[Data entries]
<<<<

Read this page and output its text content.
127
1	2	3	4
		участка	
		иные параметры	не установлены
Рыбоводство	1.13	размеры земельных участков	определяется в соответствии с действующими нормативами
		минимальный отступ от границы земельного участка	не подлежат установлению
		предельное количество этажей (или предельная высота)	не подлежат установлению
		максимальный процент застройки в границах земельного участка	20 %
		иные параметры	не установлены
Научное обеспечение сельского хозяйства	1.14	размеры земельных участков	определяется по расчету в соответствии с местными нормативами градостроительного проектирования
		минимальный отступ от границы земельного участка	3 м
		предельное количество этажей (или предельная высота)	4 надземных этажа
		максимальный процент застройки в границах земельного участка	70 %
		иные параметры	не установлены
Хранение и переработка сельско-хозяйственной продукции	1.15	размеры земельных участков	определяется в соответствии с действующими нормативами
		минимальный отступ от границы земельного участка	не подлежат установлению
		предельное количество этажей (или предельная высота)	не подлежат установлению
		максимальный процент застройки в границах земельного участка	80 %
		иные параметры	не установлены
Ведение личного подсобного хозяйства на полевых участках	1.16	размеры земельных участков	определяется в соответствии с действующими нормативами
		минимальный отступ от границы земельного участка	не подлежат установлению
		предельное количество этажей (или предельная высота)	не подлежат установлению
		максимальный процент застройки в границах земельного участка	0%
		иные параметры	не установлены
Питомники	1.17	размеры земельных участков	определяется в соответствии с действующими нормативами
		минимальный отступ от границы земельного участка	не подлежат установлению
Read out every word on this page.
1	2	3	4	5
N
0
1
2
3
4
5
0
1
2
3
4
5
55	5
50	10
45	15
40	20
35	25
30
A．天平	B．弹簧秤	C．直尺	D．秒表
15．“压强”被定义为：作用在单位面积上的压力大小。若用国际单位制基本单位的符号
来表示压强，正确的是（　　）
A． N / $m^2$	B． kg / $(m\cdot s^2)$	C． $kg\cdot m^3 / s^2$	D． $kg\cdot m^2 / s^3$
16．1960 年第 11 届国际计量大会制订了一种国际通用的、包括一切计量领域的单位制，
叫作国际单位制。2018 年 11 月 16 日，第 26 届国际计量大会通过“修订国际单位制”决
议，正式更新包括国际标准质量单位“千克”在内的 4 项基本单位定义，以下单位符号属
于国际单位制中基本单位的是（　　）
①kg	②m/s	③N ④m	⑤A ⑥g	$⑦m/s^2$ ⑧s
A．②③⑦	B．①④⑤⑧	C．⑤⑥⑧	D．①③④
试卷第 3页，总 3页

>>>>

### WHAT THE TASK REQUIRES
Every record should be given again exactly.

### FULL ANSWER
Read this page and output its text content.
127
1	2	3	4
		участка	
		иные параметры	не установлены
Рыбоводство	1.13	размеры земельных участков	определяется в соответствии с действующими нормативами
		минимальный отступ от границы земельного участка	не подлежат установлению
		предельное количество этажей (или предельная высота)	не подлежат установлению
		максимальный процент застройки в границах земельного участка	20 %
		иные параметры	не установлены
Научное обеспечение сельского хозяйства	1.14	размеры земельных участков	определяется по расчету в соответствии с местными нормативами градостроительного проектирования
		минимальный отступ от границы земельного участка	3 м
		предельное количество этажей (или предельная высота)	4 надземных этажа
		максимальный процент застройки в границах земельного участка	70 %
		иные параметры	не установлены
Хранение и переработка сельско-хозяйственной продукции	1.15	размеры земельных участков	определяется в соответствии с действующими нормативами
		минимальный отступ от границы земельного участка	не подлежат установлению
		предельное количество этажей (или предельная высота)	не подлежат установлению
		максимальный процент застройки в границах земельного участка	80 %
		иные параметры	не установлены
Ведение личного подсобного хозяйства на полевых участках	1.16	размеры земельных участков	определяется в соответствии с действующими нормативами
		минимальный отступ от границы земельного участка	не подлежат установлению
		предельное количество этажей (или предельная высота)	не подлежат установлению
		максимальный процент застройки в границах земельного участка	0%
		иные параметры	не установлены
Питомники	1.17	размеры земельных участков	определяется в соответствии с действующими нормативами
		минимальный отступ от границы земельного участка	не подлежат установлению
Read out every word on this page.
1	2	3	4	5
N
0
1
2
3
4
5
0
1
2
3
4
5
55	5
50	10
45	15
40	20
35	25
30
A．天平	B．弹簧秤	C．直尺	D．秒表
15．“压强”被定义为：作用在单位面积上的压力大小。若用国际单位制基本单位的符号
来表示压强，正确的是（　　）
A． N / $m^2$	B． kg / $(m\cdot s^2)$	C． $kg\cdot m^3 / s^2$	D． $kg\cdot m^2 / s^3$
16．1960 年第 11 届国际计量大会制订了一种国际通用的、包括一切计量领域的单位制，
叫作国际单位制。2018 年 11 月 16 日，第 26 届国际计量大会通过“修订国际单位制”决
议，正式更新包括国际标准质量单位“千克”在内的 4 项基本单位定义，以下单位符号属
于国际单位制中基本单位的是（　　）
①kg	②m/s	③N ④m	⑤A ⑥g	$⑦m/s^2$ ⑧s
A．②③⑦	B．①④⑤⑧	C．⑤⑥⑧	D．①③④
试卷第 3页，总 3页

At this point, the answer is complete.